_Task instructions_
Bring together every line in the data that includes "amigable".

=======

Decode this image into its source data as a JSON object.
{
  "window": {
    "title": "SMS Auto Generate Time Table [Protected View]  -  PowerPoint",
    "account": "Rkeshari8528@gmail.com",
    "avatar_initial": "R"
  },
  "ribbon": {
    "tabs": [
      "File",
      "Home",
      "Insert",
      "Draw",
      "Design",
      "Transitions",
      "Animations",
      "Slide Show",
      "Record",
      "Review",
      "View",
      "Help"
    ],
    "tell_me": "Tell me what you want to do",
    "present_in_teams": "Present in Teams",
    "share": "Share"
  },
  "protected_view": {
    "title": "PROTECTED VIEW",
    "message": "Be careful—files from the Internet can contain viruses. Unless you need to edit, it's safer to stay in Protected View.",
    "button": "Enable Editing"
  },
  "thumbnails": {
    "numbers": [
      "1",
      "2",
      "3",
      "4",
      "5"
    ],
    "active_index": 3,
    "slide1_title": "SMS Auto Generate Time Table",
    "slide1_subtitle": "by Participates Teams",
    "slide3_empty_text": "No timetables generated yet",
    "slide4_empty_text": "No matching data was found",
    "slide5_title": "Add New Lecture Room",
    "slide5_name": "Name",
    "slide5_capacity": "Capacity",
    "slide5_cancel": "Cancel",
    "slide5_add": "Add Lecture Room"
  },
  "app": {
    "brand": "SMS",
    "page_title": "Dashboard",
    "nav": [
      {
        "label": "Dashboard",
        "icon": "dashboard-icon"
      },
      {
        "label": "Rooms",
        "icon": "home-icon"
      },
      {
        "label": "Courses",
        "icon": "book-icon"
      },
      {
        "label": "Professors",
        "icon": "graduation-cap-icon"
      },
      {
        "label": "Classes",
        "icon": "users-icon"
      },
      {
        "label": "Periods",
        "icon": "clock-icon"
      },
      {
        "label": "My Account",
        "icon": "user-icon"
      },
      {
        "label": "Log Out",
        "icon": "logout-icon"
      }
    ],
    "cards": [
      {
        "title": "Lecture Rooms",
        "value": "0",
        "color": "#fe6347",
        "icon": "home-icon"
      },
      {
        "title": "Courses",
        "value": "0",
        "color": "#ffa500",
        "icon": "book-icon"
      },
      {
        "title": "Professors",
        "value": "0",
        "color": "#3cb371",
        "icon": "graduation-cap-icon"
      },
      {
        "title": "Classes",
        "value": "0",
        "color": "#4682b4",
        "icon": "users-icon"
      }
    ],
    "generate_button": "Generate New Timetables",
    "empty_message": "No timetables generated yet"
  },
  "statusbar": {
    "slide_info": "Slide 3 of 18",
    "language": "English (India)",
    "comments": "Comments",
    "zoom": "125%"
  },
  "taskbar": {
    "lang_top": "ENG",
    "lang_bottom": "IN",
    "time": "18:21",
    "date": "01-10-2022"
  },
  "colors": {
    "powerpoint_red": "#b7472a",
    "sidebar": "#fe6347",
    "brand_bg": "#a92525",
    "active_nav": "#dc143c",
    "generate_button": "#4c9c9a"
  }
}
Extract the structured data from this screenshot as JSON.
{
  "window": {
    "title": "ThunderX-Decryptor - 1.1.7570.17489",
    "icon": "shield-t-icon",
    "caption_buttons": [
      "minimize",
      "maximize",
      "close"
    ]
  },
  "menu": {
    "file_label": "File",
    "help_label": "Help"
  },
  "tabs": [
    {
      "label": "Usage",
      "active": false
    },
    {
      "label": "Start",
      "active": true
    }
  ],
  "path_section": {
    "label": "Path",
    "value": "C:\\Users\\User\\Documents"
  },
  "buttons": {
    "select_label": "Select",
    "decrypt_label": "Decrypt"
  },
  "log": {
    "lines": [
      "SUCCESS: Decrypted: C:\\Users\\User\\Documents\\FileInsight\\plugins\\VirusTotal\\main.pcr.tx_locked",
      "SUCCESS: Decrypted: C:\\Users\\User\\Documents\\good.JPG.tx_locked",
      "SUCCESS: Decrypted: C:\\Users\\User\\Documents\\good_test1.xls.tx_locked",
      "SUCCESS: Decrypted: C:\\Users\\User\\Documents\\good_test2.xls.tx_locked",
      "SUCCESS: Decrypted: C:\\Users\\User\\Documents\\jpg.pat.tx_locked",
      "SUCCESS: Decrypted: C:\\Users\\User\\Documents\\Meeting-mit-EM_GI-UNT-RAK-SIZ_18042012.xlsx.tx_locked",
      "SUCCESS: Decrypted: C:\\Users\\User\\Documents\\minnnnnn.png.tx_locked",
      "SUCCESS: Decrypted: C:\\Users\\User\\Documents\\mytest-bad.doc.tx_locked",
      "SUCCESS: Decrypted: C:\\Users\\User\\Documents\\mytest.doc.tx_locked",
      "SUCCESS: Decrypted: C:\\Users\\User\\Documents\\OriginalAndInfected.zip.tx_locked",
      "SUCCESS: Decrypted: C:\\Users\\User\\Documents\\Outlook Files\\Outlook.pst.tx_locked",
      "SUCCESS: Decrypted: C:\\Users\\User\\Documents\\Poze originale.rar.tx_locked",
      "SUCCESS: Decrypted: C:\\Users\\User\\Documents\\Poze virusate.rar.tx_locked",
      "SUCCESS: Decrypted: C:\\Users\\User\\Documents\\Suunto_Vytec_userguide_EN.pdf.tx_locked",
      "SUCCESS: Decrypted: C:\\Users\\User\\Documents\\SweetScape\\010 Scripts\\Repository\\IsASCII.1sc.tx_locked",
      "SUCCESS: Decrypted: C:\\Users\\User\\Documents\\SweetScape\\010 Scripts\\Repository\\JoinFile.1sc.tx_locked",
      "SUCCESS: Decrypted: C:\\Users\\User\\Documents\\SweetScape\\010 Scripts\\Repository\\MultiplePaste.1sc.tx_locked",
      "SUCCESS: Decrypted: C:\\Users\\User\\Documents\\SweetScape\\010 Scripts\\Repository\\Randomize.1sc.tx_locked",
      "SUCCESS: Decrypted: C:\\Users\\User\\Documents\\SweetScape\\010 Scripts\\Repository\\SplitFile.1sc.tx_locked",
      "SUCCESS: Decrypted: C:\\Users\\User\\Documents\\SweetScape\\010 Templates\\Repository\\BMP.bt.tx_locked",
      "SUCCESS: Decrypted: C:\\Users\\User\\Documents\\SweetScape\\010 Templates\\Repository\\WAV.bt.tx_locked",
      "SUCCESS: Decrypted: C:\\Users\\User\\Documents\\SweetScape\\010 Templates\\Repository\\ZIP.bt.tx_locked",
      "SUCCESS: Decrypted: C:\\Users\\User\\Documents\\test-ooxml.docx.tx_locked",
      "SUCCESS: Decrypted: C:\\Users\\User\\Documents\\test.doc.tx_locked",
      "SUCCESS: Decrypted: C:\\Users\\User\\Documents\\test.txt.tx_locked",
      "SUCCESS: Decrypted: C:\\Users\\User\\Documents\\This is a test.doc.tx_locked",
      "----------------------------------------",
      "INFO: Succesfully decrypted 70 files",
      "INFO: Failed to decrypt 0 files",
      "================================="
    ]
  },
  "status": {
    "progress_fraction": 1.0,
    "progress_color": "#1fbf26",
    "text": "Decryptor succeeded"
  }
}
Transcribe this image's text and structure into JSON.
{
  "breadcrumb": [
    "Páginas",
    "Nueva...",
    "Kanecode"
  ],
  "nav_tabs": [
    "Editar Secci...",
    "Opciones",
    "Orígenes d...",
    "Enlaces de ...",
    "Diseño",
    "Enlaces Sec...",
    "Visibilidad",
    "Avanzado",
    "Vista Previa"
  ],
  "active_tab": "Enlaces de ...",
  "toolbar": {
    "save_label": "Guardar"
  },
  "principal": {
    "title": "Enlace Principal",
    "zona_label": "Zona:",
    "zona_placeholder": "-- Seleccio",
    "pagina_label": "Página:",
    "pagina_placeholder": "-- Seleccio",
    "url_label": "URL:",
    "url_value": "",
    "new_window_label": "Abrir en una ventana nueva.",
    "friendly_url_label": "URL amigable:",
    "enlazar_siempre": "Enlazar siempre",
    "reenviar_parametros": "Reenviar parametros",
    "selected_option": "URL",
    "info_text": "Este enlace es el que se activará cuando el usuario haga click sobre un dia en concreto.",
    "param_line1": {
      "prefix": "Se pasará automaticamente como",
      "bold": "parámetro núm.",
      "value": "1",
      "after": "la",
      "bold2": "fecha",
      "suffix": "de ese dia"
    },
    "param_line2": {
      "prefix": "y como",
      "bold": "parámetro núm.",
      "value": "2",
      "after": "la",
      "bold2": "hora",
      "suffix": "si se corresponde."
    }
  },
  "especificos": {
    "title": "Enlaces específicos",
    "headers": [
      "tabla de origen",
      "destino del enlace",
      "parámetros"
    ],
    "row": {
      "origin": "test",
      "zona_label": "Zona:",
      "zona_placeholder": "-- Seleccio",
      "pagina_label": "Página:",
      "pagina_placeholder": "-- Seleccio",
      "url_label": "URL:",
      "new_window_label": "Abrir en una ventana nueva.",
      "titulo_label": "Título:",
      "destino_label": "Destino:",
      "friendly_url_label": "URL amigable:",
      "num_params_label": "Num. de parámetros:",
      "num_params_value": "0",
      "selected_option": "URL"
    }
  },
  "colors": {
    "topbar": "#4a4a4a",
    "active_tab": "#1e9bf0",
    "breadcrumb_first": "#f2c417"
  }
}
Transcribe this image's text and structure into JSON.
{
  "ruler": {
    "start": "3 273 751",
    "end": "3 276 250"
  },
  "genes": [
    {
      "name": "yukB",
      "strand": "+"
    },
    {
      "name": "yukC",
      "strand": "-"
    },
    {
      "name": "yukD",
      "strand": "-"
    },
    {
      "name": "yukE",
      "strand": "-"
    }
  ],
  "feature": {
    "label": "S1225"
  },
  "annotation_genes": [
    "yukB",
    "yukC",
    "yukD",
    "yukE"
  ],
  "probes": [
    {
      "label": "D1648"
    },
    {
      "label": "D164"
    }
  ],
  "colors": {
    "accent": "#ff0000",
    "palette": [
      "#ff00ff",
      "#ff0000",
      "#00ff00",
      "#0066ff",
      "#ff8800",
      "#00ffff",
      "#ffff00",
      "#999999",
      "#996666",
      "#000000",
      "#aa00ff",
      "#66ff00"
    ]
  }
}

=======

_Worked solution_
    "friendly_url_label": "URL amigable:",
      "friendly_url_label": "URL amigable:",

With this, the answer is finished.